## SUPPLIED MATERIAL
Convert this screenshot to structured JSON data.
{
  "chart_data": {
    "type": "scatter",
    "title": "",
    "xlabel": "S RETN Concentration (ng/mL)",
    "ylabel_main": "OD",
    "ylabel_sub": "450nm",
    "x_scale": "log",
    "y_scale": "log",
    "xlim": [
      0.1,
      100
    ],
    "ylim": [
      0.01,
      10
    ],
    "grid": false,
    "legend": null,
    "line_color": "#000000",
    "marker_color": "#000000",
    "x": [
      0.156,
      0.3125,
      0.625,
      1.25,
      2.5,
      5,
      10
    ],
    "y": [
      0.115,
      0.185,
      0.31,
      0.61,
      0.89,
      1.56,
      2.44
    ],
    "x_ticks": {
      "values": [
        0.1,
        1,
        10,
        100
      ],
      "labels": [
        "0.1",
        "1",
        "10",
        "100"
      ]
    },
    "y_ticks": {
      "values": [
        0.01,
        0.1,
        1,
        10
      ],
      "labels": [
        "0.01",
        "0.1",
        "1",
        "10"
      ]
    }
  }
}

## AIM
Reproduce the data in full, exactly as presented.

## WRITTEN SOLUTION
Convert this screenshot to structured JSON data.
{
  "chart_data": {
    "type": "scatter",
    "title": "",
    "xlabel": "S RETN Concentration (ng/mL)",
    "ylabel_main": "OD",
    "ylabel_sub": "450nm",
    "x_scale": "log",
    "y_scale": "log",
    "xlim": [
      0.1,
      100
    ],
    "ylim": [
      0.01,
      10
    ],
    "grid": false,
    "legend": null,
    "line_color": "#000000",
    "marker_color": "#000000",
    "x": [
      0.156,
      0.3125,
      0.625,
      1.25,
      2.5,
      5,
      10
    ],
    "y": [
      0.115,
      0.185,
      0.31,
      0.61,
      0.89,
      1.56,
      2.44
    ],
    "x_ticks": {
      "values": [
        0.1,
        1,
        10,
        100
      ],
      "labels": [
        "0.1",
        "1",
        "10",
        "100"
      ]
    },
    "y_ticks": {
      "values": [
        0.01,
        0.1,
        1,
        10
      ],
      "labels": [
        "0.01",
        "0.1",
        "1",
        "10"
      ]
    }
  }
}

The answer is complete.